■ Work to be completed:
Copy out every record below exactly as written, but leave out any pictures.

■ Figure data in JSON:
____________

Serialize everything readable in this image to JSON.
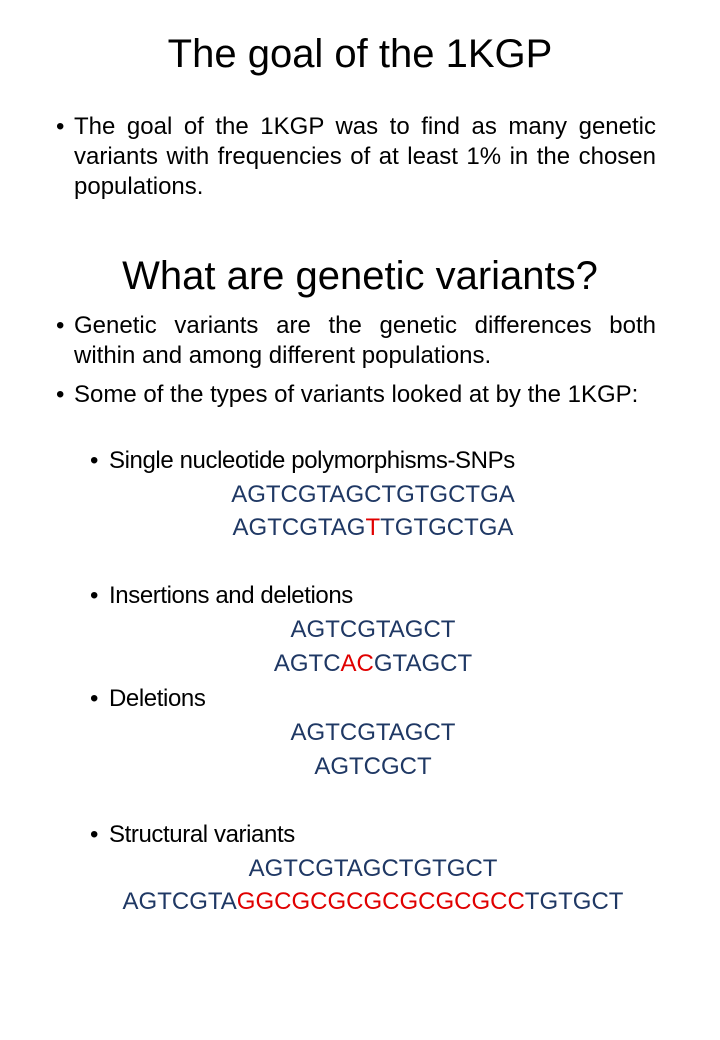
{
  "colors": {
    "sequence": "#1f3864",
    "highlight": "#e00000"
  },
  "section1": {
    "title": "The goal of the 1KGP",
    "bullet": "The goal of the 1KGP was to find as many genetic variants with frequencies of at least 1% in the chosen populations."
  },
  "section2": {
    "title": "What are genetic variants?",
    "bullet1": "Genetic variants are the genetic differences both within and among different populations.",
    "bullet2": "Some of the types of variants looked at by the 1KGP:"
  },
  "snp": {
    "label": "Single nucleotide polymorphisms-SNPs",
    "seq1": "AGTCGTAGCTGTGCTGA",
    "seq2": {
      "pre": "AGTCGTAG",
      "hl": "T",
      "post": "TGTGCTGA"
    }
  },
  "indel": {
    "label": "Insertions and deletions",
    "seq1": "AGTCGTAGCT",
    "seq2": {
      "pre": "AGTC",
      "hl": "AC",
      "post": "GTAGCT"
    }
  },
  "deletion": {
    "label": "Deletions",
    "seq1": "AGTCGTAGCT",
    "seq2": "AGTCGCT"
  },
  "structural": {
    "label": "Structural variants",
    "seq1": "AGTCGTAGCTGTGCT",
    "seq2": {
      "pre": "AGTCGTA",
      "hl": "GGCGCGCGCGCGCGCC",
      "post": "TGTGCT"
    }
  }
}
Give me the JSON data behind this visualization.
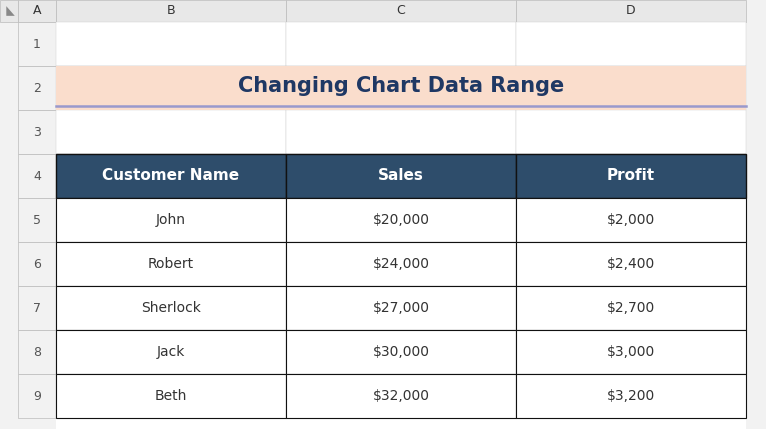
{
  "title": "Changing Chart Data Range",
  "title_bg_color": "#FADDCC",
  "title_underline_color": "#9999CC",
  "title_fontsize": 15,
  "title_fontweight": "bold",
  "title_color": "#1F3864",
  "header_bg_color": "#2E4D6B",
  "header_text_color": "#FFFFFF",
  "header_fontsize": 11,
  "header_fontweight": "bold",
  "headers": [
    "Customer Name",
    "Sales",
    "Profit"
  ],
  "rows": [
    [
      "John",
      "$20,000",
      "$2,000"
    ],
    [
      "Robert",
      "$24,000",
      "$2,400"
    ],
    [
      "Sherlock",
      "$27,000",
      "$2,700"
    ],
    [
      "Jack",
      "$30,000",
      "$3,000"
    ],
    [
      "Beth",
      "$32,000",
      "$3,200"
    ]
  ],
  "cell_bg_color": "#FFFFFF",
  "cell_text_color": "#333333",
  "cell_fontsize": 10,
  "grid_color": "#000000",
  "spreadsheet_bg": "#F2F2F2",
  "col_header_bg": "#E8E8E8",
  "row_header_bg": "#F2F2F2",
  "col_labels": [
    "A",
    "B",
    "C",
    "D"
  ],
  "row_labels": [
    "1",
    "2",
    "3",
    "4",
    "5",
    "6",
    "7",
    "8",
    "9"
  ],
  "fig_width": 7.66,
  "fig_height": 4.29,
  "dpi": 100,
  "corner_triangle_color": "#888888",
  "col_header_text_color": "#333333",
  "row_header_text_color": "#555555",
  "col_header_border": "#BBBBBB",
  "row_header_border": "#BBBBBB",
  "inner_border": "#CCCCCC"
}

____________

■ Complete response:
Serialize everything readable in this image to JSON.
{
  "colors": {
    "sequence": "#1f3864",
    "highlight": "#e00000"
  },
  "section1": {
    "title": "The goal of the 1KGP",
    "bullet": "The goal of the 1KGP was to find as many genetic variants with frequencies of at least 1% in the chosen populations."
  },
  "section2": {
    "title": "What are genetic variants?",
    "bullet1": "Genetic variants are the genetic differences both within and among different populations.",
    "bullet2": "Some of the types of variants looked at by the 1KGP:"
  },
  "snp": {
    "label": "Single nucleotide polymorphisms-SNPs",
    "seq1": "AGTCGTAGCTGTGCTGA",
    "seq2": {
      "pre": "AGTCGTAG",
      "hl": "T",
      "post": "TGTGCTGA"
    }
  },
  "indel": {
    "label": "Insertions and deletions",
    "seq1": "AGTCGTAGCT",
    "seq2": {
      "pre": "AGTC",
      "hl": "AC",
      "post": "GTAGCT"
    }
  },
  "deletion": {
    "label": "Deletions",
    "seq1": "AGTCGTAGCT",
    "seq2": "AGTCGCT"
  },
  "structural": {
    "label": "Structural variants",
    "seq1": "AGTCGTAGCTGTGCT",
    "seq2": {
      "pre": "AGTCGTA",
      "hl": "GGCGCGCGCGCGCGCC",
      "post": "TGTGCT"
    }
  }
}
Give me the JSON data behind this visualization.
{
  "title": "Changing Chart Data Range",
  "title_bg_color": "#FADDCC",
  "title_underline_color": "#9999CC",
  "title_fontsize": 15,
  "title_fontweight": "bold",
  "title_color": "#1F3864",
  "header_bg_color": "#2E4D6B",
  "header_text_color": "#FFFFFF",
  "header_fontsize": 11,
  "header_fontweight": "bold",
  "headers": [
    "Customer Name",
    "Sales",
    "Profit"
  ],
  "rows": [
    [
      "John",
      "$20,000",
      "$2,000"
    ],
    [
      "Robert",
      "$24,000",
      "$2,400"
    ],
    [
      "Sherlock",
      "$27,000",
      "$2,700"
    ],
    [
      "Jack",
      "$30,000",
      "$3,000"
    ],
    [
      "Beth",
      "$32,000",
      "$3,200"
    ]
  ],
  "cell_bg_color": "#FFFFFF",
  "cell_text_color": "#333333",
  "cell_fontsize": 10,
  "grid_color": "#000000",
  "spreadsheet_bg": "#F2F2F2",
  "col_header_bg": "#E8E8E8",
  "row_header_bg": "#F2F2F2",
  "col_labels": [
    "A",
    "B",
    "C",
    "D"
  ],
  "row_labels": [
    "1",
    "2",
    "3",
    "4",
    "5",
    "6",
    "7",
    "8",
    "9"
  ],
  "fig_width": 7.66,
  "fig_height": 4.29,
  "dpi": 100,
  "corner_triangle_color": "#888888",
  "col_header_text_color": "#333333",
  "row_header_text_color": "#555555",
  "col_header_border": "#BBBBBB",
  "row_header_border": "#BBBBBB",
  "inner_border": "#CCCCCC"
}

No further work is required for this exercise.